(SELECTED PASSAGE Opens)
In Yokohama and Kawasaki, Kanagawa Prefecture, the Chiba Prefecture, and Tokyo etc., they would visit people's homes on the eighth day of the 12th month and the eighth day of the second month on the lunisolar calendar, and they are said to borrow sieves and human's eyes. They are said to visit people's home together with a hitotsume-kozō.。
In order to avoid a mikaribaba, one would leave a basket or zaru at the entrance of the home, and it is said to be effective to put the tip of a rod into the bamboo basket and make it stand on the ridge of the house's roof. It is said that this is in order to make the one-eyed mikaribaba make it seem like as if there were plenty of eyes (stitches).

At the Ura no Yato, Toriyama town, Kōhoku-ku, Yokohama, an avaricious mikaribaba would even come to collect grains of rice that have fallen on the ground, and would cause fires due to the fire in its mouth. In order to avoid this, there is the custom of making a dango called the "tsujoo dango" made from the rice left over from the garden, and put it in the doorway, as a means of saying that there is no more rice to collect.
(SELECTED PASSAGE Closes)
(DATASET ENTRIES Opens)
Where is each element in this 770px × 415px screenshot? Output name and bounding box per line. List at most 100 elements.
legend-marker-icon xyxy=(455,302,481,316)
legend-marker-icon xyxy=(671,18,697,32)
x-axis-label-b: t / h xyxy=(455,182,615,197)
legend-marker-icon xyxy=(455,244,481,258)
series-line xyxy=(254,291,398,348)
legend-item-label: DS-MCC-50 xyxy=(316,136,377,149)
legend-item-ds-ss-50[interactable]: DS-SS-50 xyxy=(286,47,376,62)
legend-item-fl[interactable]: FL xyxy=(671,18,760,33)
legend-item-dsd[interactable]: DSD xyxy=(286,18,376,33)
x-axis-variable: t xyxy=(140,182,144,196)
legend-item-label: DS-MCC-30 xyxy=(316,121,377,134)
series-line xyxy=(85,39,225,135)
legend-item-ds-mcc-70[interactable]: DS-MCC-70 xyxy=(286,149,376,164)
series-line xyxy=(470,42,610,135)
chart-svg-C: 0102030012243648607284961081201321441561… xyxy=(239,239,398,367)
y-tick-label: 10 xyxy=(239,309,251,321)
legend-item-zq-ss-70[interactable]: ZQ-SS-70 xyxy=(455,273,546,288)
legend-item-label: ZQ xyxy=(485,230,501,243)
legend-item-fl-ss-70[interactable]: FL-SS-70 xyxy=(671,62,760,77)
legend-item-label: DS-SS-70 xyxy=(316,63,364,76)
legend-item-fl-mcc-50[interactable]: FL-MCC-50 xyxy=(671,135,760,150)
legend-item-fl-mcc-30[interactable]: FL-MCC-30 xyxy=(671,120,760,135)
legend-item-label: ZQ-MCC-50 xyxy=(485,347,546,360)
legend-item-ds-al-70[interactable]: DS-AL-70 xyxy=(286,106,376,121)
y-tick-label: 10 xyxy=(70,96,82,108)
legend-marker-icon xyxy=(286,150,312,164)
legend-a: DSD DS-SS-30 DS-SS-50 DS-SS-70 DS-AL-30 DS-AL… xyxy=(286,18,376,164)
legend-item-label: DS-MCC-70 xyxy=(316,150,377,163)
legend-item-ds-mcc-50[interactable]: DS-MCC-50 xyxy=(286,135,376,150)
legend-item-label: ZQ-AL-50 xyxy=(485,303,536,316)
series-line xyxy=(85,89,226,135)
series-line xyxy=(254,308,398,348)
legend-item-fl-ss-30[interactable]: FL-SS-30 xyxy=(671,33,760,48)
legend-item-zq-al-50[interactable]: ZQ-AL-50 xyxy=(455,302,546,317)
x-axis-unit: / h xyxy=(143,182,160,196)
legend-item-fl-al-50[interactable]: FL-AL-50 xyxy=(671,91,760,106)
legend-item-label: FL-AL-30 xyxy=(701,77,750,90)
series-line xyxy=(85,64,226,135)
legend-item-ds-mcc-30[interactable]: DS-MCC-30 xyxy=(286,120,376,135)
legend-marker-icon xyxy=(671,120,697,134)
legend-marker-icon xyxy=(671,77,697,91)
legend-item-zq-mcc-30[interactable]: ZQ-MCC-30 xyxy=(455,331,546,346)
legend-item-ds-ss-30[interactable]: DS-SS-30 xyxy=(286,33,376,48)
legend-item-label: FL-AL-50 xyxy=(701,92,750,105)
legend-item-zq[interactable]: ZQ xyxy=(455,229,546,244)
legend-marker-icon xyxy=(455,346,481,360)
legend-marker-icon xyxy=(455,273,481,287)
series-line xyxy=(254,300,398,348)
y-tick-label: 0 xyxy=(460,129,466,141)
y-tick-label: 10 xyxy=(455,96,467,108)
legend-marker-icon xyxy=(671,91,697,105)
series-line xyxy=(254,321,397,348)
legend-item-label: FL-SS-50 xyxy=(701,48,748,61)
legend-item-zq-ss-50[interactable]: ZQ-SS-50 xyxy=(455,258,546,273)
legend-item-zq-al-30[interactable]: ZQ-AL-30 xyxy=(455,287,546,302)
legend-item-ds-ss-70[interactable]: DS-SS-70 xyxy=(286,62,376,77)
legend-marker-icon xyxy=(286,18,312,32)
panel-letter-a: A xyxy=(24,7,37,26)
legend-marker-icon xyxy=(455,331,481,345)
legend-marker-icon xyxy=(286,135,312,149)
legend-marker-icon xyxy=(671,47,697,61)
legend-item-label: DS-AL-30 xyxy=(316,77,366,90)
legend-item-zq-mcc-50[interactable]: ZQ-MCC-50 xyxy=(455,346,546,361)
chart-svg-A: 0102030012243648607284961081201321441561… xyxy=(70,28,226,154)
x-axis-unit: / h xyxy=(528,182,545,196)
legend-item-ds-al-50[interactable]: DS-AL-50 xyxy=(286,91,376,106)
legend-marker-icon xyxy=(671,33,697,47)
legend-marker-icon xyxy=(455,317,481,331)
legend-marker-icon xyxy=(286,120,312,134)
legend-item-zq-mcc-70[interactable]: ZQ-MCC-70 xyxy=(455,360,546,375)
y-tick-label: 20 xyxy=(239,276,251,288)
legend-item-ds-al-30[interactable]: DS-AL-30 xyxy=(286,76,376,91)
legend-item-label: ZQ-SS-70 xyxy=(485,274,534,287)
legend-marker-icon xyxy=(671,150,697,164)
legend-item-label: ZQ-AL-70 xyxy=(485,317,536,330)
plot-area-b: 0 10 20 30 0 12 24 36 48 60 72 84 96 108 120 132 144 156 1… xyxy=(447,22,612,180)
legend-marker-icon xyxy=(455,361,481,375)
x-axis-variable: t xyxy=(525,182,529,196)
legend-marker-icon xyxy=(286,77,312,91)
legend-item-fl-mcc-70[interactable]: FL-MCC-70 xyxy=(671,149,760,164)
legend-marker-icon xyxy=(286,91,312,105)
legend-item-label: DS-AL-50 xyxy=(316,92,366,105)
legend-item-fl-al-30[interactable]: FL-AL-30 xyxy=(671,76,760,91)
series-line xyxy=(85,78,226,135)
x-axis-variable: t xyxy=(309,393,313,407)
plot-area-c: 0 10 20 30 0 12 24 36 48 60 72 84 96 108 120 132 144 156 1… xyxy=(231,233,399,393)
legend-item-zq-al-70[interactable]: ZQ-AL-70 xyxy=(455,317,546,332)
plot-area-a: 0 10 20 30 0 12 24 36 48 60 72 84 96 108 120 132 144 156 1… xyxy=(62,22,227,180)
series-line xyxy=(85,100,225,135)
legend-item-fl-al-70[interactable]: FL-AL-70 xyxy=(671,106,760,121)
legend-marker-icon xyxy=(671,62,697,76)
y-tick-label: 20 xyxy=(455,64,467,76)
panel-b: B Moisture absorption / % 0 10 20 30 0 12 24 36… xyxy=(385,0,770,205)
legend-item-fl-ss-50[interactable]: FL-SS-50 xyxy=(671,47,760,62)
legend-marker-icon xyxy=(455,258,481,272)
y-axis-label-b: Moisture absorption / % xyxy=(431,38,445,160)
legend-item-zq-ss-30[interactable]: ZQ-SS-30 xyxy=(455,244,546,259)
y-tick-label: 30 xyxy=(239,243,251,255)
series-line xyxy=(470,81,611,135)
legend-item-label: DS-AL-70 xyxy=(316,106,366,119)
(DATASET ENTRIES Closes)
◆ REQUIREMENT
Can you carry on the passage about the mikaribaba from the point where it stops? The rows play no part in this.

◆ EXPECTED ANSWER
On the eighth day of the 12th month and the eighth day of the second month on the lunisolar calendar, there is a folk practice called Kotoyōka, and in the past, there were many regions where people would not do any work and confine themselves in their homes. In the southern part of Chiba Prefecture, on the 26th day of the 11th month of the lunisolar calendar, as a period of about 10 days of seclusion in the home called "mikawari" or "mikari," when it would be taboo to go outside at night or enter the mountains and spend the time in the home quickly avoiding any big noise, lights, hairdressing, or entering bath. Outside of the Kantō region, at Nishinomiya Shrine in the Hyōgo Prefecture and Kito, Tokushima Prefecture (now Naka), there is a practice of confinement to the house before the festival called "mikari." Rituals like these of secluding oneself in the home have been interpreted as seclusion at home due the appearance of a monster, and it is thought that those monsters are the mikaribaba and the hitotsume-kozō. It is also said that "mikari" comes from "mikawari" (身変わり), indicating a time different from usual when one observes the practice of confinement at home.